>>>
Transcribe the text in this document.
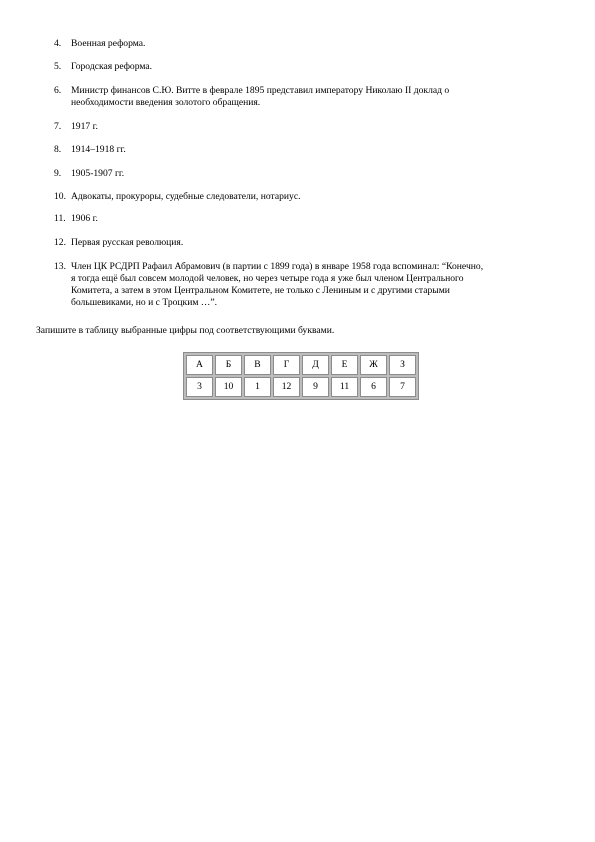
4.	Военная реформа.
5.	Городская реформа.
6.	Министр финансов С.Ю. Витте в феврале 1895 представил императору Николаю II доклад о
необходимости введения золотого обращения.
7.	1917 г.
8.	1914–1918 гг.
9.	1905-1907 гг.
10. Адвокаты, прокуроры, судебные следователи, нотариус.
11. 1906 г.
12. Первая русская революция.
13. Член ЦК РСДРП Рафаил Абрамович (в партии с 1899 года) в январе 1958 года вспоминал: “Конечно,
я тогда ещё был совсем молодой человек, но через четыре года я уже был членом Центрального
Комитета, а затем в этом Центральном Комитете, не только с Лениным и с другими старыми
большевиками, но и с Троцким …”.
Запишите в таблицу выбранные цифры под соответствующими буквами.
А	Б	В	Г	Д	Е	Ж	З
3	10	1	12	9	11	6	7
<<<
• **Short task**
Select and copy every line of the listing with the word "года".

• **Task result**
13. Член ЦК РСДРП Рафаил Абрамович (в партии с 1899 года) в январе 1958 года вспоминал: “Конечно,
я тогда ещё был совсем молодой человек, но через четыре года я уже был членом Центрального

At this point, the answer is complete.